=== MATERIAL SHOWN ===

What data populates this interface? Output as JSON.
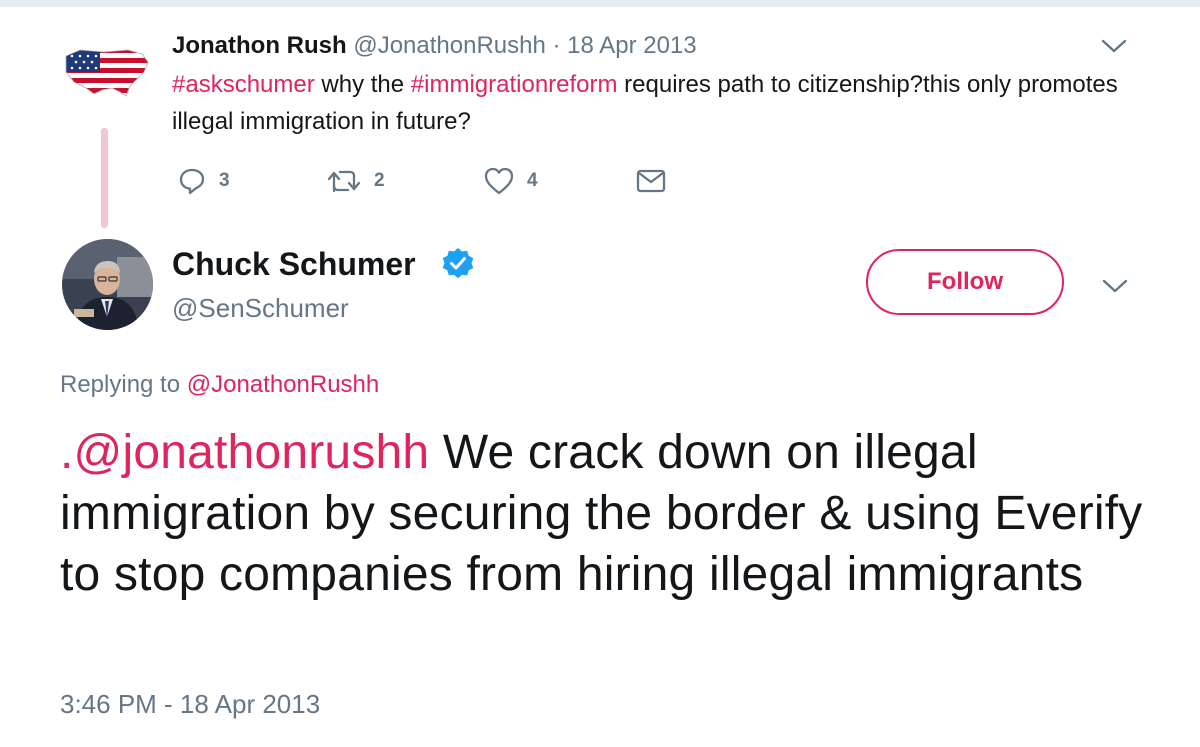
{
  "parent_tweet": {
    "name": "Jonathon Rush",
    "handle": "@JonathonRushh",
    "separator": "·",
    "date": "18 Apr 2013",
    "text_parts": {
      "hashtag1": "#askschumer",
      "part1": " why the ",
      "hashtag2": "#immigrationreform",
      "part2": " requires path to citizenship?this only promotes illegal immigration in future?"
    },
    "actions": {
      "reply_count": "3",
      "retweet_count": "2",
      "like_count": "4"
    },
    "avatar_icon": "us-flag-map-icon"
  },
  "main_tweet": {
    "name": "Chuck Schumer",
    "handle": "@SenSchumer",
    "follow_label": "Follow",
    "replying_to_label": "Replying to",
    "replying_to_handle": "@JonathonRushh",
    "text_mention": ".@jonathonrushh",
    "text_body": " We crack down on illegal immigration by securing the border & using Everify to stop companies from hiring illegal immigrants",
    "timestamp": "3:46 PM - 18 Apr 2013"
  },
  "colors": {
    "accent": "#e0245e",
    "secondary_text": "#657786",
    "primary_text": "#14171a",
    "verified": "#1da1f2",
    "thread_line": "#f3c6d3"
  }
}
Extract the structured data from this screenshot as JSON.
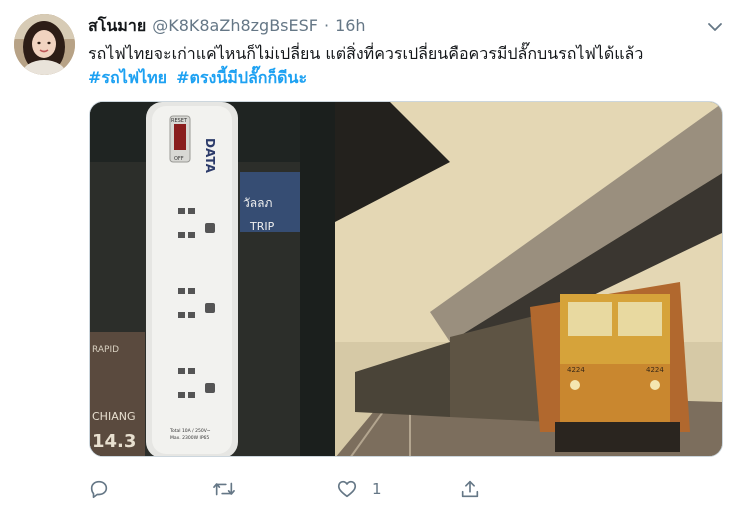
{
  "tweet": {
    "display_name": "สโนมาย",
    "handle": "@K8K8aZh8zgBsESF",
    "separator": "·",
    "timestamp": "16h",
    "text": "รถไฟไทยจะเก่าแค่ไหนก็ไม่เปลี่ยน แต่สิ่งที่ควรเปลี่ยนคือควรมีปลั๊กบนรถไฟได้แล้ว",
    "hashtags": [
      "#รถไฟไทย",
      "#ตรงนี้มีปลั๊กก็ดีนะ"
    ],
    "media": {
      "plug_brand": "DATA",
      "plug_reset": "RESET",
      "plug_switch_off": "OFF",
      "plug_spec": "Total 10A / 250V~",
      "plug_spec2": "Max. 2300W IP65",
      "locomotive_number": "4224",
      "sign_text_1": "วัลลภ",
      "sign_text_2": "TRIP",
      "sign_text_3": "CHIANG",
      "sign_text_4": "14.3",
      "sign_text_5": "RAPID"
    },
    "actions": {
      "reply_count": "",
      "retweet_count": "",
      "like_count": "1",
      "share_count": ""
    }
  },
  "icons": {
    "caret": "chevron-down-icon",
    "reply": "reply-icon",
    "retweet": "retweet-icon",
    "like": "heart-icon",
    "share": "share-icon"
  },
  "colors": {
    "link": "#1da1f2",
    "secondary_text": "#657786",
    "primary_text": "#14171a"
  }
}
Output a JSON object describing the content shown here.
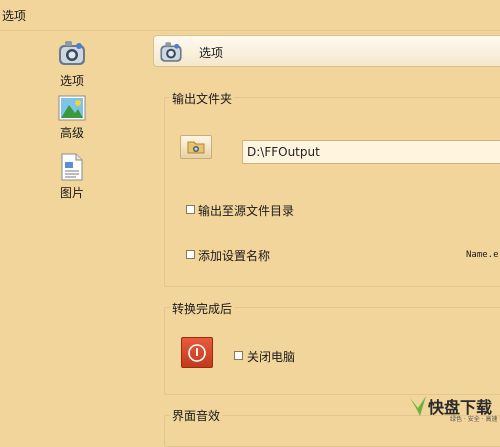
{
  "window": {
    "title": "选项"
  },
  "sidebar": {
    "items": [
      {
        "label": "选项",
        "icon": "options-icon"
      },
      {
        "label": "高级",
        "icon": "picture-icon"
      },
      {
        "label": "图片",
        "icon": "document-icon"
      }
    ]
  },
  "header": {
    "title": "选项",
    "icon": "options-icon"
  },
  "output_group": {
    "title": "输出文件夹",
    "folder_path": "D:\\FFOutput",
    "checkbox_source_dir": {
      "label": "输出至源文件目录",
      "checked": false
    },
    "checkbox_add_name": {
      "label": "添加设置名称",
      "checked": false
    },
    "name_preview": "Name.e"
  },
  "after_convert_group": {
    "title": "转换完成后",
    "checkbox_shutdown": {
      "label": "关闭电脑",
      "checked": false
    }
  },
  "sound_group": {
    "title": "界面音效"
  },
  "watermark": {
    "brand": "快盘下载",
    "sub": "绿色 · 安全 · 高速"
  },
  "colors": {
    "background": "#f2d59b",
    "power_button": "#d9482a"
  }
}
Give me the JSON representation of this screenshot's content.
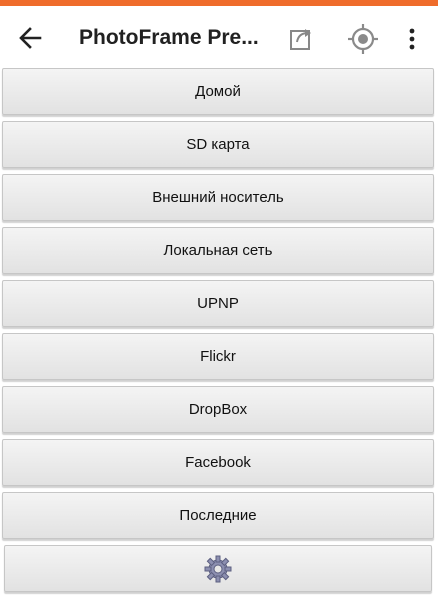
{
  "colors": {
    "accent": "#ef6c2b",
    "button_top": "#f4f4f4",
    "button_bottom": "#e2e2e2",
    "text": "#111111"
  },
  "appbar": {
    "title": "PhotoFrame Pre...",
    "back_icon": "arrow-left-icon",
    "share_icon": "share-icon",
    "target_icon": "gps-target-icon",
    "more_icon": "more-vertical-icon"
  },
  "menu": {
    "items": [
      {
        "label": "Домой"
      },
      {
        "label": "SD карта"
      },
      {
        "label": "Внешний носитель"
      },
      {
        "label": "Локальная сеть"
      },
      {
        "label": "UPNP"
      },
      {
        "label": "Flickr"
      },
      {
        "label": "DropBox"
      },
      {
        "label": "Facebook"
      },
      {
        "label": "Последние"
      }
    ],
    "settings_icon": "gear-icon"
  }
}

===
=== MATERIAL SHOWN ===

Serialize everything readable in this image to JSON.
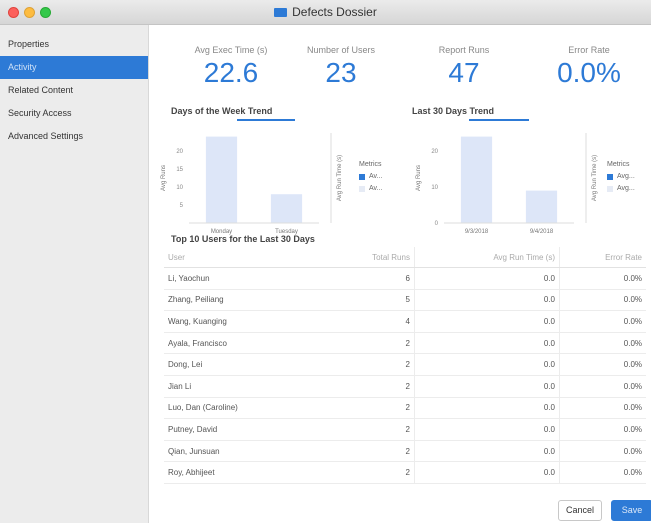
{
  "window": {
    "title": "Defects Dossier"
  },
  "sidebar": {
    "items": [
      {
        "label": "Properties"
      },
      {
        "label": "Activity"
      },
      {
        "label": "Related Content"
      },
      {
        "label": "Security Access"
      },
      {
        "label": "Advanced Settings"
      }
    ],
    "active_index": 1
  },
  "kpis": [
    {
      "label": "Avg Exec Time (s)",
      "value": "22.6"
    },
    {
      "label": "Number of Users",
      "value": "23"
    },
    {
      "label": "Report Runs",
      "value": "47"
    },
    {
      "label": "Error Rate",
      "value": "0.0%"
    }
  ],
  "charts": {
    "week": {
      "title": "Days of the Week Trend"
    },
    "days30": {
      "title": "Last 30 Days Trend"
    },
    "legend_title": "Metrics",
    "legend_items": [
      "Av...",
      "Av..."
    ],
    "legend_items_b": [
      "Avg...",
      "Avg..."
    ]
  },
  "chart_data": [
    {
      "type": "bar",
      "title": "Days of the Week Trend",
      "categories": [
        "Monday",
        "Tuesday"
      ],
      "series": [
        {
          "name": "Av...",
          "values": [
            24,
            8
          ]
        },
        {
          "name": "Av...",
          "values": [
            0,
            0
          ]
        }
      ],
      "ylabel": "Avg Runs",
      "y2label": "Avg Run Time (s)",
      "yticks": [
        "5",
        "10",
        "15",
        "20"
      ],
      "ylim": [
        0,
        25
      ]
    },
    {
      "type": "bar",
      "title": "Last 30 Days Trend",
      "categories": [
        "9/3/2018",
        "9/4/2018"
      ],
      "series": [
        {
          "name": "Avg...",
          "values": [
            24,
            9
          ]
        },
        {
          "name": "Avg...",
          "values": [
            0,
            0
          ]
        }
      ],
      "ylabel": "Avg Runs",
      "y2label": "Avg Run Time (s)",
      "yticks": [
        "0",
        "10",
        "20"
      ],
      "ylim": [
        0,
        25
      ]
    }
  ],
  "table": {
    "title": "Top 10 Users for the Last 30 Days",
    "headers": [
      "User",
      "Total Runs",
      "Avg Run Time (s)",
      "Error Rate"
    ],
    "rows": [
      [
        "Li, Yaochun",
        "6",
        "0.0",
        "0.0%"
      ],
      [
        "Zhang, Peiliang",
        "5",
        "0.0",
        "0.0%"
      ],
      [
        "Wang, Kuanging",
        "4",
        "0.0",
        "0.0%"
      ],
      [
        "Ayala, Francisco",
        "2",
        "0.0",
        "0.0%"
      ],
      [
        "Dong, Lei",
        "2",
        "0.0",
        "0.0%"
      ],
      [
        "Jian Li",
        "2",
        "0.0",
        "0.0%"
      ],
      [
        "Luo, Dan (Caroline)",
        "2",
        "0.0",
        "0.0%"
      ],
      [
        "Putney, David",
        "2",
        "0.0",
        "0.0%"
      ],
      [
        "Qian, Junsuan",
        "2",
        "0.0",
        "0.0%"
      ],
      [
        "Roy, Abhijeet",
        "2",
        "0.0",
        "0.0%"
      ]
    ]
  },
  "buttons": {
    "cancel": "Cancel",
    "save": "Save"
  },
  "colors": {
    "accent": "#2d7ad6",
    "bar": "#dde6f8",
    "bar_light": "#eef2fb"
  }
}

===

• **WHAT YOU ARE ASKED TO DO**: Show each line holding the word "timestamp".

• **RESULT OF THIS EXERCISE**:
    "timestamp": "3:46 PM - 18 Apr 2013"
    "timestamp": "16h",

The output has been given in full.